> _INSTRUCTIONS FOR THE TASK_
Extract each record and reproduce it exactly.

> _LISTING_
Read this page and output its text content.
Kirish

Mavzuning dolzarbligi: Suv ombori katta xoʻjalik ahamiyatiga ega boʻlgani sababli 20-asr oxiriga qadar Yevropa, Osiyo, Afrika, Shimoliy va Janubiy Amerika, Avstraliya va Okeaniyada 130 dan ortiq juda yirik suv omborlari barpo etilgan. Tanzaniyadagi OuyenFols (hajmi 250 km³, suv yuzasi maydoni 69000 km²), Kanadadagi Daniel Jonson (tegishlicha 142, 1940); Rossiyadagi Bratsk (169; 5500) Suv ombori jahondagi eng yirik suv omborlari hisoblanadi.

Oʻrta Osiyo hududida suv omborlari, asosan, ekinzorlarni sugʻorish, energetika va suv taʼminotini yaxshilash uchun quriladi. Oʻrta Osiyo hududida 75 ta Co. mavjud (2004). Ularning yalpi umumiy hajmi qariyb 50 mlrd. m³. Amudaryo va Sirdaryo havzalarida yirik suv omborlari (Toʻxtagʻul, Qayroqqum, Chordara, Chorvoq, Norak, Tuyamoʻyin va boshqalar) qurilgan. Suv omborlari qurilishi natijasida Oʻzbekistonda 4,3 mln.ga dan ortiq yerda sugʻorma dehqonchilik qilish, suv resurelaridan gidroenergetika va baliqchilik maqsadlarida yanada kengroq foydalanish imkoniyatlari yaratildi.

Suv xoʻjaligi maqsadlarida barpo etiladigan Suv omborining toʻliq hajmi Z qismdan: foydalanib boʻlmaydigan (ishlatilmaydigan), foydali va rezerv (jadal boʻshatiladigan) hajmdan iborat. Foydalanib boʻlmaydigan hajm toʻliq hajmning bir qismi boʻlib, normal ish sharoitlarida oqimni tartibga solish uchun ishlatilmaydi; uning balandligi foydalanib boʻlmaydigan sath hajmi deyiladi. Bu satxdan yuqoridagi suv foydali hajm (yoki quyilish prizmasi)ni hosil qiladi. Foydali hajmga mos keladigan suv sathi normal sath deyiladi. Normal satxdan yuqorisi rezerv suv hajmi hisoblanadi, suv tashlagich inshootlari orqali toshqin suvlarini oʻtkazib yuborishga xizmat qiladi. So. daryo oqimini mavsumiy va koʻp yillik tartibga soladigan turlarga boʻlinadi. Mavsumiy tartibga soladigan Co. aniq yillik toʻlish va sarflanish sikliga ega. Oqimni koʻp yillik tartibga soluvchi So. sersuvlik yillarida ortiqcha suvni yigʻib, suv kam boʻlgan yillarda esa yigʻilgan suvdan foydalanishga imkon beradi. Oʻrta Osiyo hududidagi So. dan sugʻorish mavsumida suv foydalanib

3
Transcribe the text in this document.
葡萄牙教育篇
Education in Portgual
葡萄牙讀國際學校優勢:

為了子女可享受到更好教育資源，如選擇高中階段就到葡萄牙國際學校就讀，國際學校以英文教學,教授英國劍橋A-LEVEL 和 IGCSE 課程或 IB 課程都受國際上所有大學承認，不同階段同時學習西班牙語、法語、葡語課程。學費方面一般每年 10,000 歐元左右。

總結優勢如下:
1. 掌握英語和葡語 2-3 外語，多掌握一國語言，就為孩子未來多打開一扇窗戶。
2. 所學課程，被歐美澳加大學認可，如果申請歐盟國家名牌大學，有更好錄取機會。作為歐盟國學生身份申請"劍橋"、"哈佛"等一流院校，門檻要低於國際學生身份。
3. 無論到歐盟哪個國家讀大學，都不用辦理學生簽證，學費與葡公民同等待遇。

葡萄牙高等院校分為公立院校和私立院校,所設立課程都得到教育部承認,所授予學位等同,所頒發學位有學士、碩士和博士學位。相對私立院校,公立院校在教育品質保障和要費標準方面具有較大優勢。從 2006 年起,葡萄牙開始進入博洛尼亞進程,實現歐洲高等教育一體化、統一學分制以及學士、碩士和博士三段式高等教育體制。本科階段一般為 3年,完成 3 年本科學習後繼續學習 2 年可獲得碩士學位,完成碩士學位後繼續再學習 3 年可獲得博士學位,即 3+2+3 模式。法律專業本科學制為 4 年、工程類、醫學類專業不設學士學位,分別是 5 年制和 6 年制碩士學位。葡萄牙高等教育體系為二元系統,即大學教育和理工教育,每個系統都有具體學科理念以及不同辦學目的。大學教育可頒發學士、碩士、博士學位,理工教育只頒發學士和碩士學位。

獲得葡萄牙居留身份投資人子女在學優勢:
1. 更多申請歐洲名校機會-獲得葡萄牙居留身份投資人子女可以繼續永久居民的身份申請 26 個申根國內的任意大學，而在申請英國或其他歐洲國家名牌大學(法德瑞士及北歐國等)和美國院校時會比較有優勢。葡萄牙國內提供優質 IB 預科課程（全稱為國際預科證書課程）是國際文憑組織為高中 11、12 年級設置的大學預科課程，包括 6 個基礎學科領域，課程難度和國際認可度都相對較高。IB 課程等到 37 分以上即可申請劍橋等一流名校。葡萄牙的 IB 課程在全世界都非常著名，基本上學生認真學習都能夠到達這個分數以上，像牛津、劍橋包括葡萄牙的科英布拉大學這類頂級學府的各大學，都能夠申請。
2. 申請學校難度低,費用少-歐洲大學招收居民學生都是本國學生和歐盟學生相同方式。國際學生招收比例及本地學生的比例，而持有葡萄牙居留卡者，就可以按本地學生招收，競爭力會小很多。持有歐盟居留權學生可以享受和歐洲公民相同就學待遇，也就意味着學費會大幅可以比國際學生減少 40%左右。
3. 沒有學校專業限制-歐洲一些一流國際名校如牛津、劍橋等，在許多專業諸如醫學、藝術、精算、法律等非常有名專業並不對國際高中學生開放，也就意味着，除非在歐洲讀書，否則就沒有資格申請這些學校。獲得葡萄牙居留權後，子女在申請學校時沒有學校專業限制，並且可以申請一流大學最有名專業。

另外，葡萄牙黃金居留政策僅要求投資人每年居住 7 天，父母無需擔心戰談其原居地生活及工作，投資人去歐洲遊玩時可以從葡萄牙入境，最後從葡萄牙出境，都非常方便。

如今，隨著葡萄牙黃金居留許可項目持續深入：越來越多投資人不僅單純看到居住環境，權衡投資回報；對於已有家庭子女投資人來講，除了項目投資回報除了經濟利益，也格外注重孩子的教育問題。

> _WRITTEN ANSWER_
Read this page and output its text content.
Kirish

Mavzuning dolzarbligi: Suv ombori katta xoʻjalik ahamiyatiga ega boʻlgani sababli 20-asr oxiriga qadar Yevropa, Osiyo, Afrika, Shimoliy va Janubiy Amerika, Avstraliya va Okeaniyada 130 dan ortiq juda yirik suv omborlari barpo etilgan. Tanzaniyadagi OuyenFols (hajmi 250 km³, suv yuzasi maydoni 69000 km²), Kanadadagi Daniel Jonson (tegishlicha 142, 1940); Rossiyadagi Bratsk (169; 5500) Suv ombori jahondagi eng yirik suv omborlari hisoblanadi.

Oʻrta Osiyo hududida suv omborlari, asosan, ekinzorlarni sugʻorish, energetika va suv taʼminotini yaxshilash uchun quriladi. Oʻrta Osiyo hududida 75 ta Co. mavjud (2004). Ularning yalpi umumiy hajmi qariyb 50 mlrd. m³. Amudaryo va Sirdaryo havzalarida yirik suv omborlari (Toʻxtagʻul, Qayroqqum, Chordara, Chorvoq, Norak, Tuyamoʻyin va boshqalar) qurilgan. Suv omborlari qurilishi natijasida Oʻzbekistonda 4,3 mln.ga dan ortiq yerda sugʻorma dehqonchilik qilish, suv resurelaridan gidroenergetika va baliqchilik maqsadlarida yanada kengroq foydalanish imkoniyatlari yaratildi.

Suv xoʻjaligi maqsadlarida barpo etiladigan Suv omborining toʻliq hajmi Z qismdan: foydalanib boʻlmaydigan (ishlatilmaydigan), foydali va rezerv (jadal boʻshatiladigan) hajmdan iborat. Foydalanib boʻlmaydigan hajm toʻliq hajmning bir qismi boʻlib, normal ish sharoitlarida oqimni tartibga solish uchun ishlatilmaydi; uning balandligi foydalanib boʻlmaydigan sath hajmi deyiladi. Bu satxdan yuqoridagi suv foydali hajm (yoki quyilish prizmasi)ni hosil qiladi. Foydali hajmga mos keladigan suv sathi normal sath deyiladi. Normal satxdan yuqorisi rezerv suv hajmi hisoblanadi, suv tashlagich inshootlari orqali toshqin suvlarini oʻtkazib yuborishga xizmat qiladi. So. daryo oqimini mavsumiy va koʻp yillik tartibga soladigan turlarga boʻlinadi. Mavsumiy tartibga soladigan Co. aniq yillik toʻlish va sarflanish sikliga ega. Oqimni koʻp yillik tartibga soluvchi So. sersuvlik yillarida ortiqcha suvni yigʻib, suv kam boʻlgan yillarda esa yigʻilgan suvdan foydalanishga imkon beradi. Oʻrta Osiyo hududidagi So. dan sugʻorish mavsumida suv foydalanib

3
Transcribe the text in this document.
葡萄牙教育篇
Education in Portgual
葡萄牙讀國際學校優勢:

為了子女可享受到更好教育資源，如選擇高中階段就到葡萄牙國際學校就讀，國際學校以英文教學,教授英國劍橋A-LEVEL 和 IGCSE 課程或 IB 課程都受國際上所有大學承認，不同階段同時學習西班牙語、法語、葡語課程。學費方面一般每年 10,000 歐元左右。

總結優勢如下:
1. 掌握英語和葡語 2-3 外語，多掌握一國語言，就為孩子未來多打開一扇窗戶。
2. 所學課程，被歐美澳加大學認可，如果申請歐盟國家名牌大學，有更好錄取機會。作為歐盟國學生身份申請"劍橋"、"哈佛"等一流院校，門檻要低於國際學生身份。
3. 無論到歐盟哪個國家讀大學，都不用辦理學生簽證，學費與葡公民同等待遇。

葡萄牙高等院校分為公立院校和私立院校,所設立課程都得到教育部承認,所授予學位等同,所頒發學位有學士、碩士和博士學位。相對私立院校,公立院校在教育品質保障和要費標準方面具有較大優勢。從 2006 年起,葡萄牙開始進入博洛尼亞進程,實現歐洲高等教育一體化、統一學分制以及學士、碩士和博士三段式高等教育體制。本科階段一般為 3年,完成 3 年本科學習後繼續學習 2 年可獲得碩士學位,完成碩士學位後繼續再學習 3 年可獲得博士學位,即 3+2+3 模式。法律專業本科學制為 4 年、工程類、醫學類專業不設學士學位,分別是 5 年制和 6 年制碩士學位。葡萄牙高等教育體系為二元系統,即大學教育和理工教育,每個系統都有具體學科理念以及不同辦學目的。大學教育可頒發學士、碩士、博士學位,理工教育只頒發學士和碩士學位。

獲得葡萄牙居留身份投資人子女在學優勢:
1. 更多申請歐洲名校機會-獲得葡萄牙居留身份投資人子女可以繼續永久居民的身份申請 26 個申根國內的任意大學，而在申請英國或其他歐洲國家名牌大學(法德瑞士及北歐國等)和美國院校時會比較有優勢。葡萄牙國內提供優質 IB 預科課程（全稱為國際預科證書課程）是國際文憑組織為高中 11、12 年級設置的大學預科課程，包括 6 個基礎學科領域，課程難度和國際認可度都相對較高。IB 課程等到 37 分以上即可申請劍橋等一流名校。葡萄牙的 IB 課程在全世界都非常著名，基本上學生認真學習都能夠到達這個分數以上，像牛津、劍橋包括葡萄牙的科英布拉大學這類頂級學府的各大學，都能夠申請。
2. 申請學校難度低,費用少-歐洲大學招收居民學生都是本國學生和歐盟學生相同方式。國際學生招收比例及本地學生的比例，而持有葡萄牙居留卡者，就可以按本地學生招收，競爭力會小很多。持有歐盟居留權學生可以享受和歐洲公民相同就學待遇，也就意味着學費會大幅可以比國際學生減少 40%左右。
3. 沒有學校專業限制-歐洲一些一流國際名校如牛津、劍橋等，在許多專業諸如醫學、藝術、精算、法律等非常有名專業並不對國際高中學生開放，也就意味着，除非在歐洲讀書，否則就沒有資格申請這些學校。獲得葡萄牙居留權後，子女在申請學校時沒有學校專業限制，並且可以申請一流大學最有名專業。

另外，葡萄牙黃金居留政策僅要求投資人每年居住 7 天，父母無需擔心戰談其原居地生活及工作，投資人去歐洲遊玩時可以從葡萄牙入境，最後從葡萄牙出境，都非常方便。

如今，隨著葡萄牙黃金居留許可項目持續深入：越來越多投資人不僅單純看到居住環境，權衡投資回報；對於已有家庭子女投資人來講，除了項目投資回報除了經濟利益，也格外注重孩子的教育問題。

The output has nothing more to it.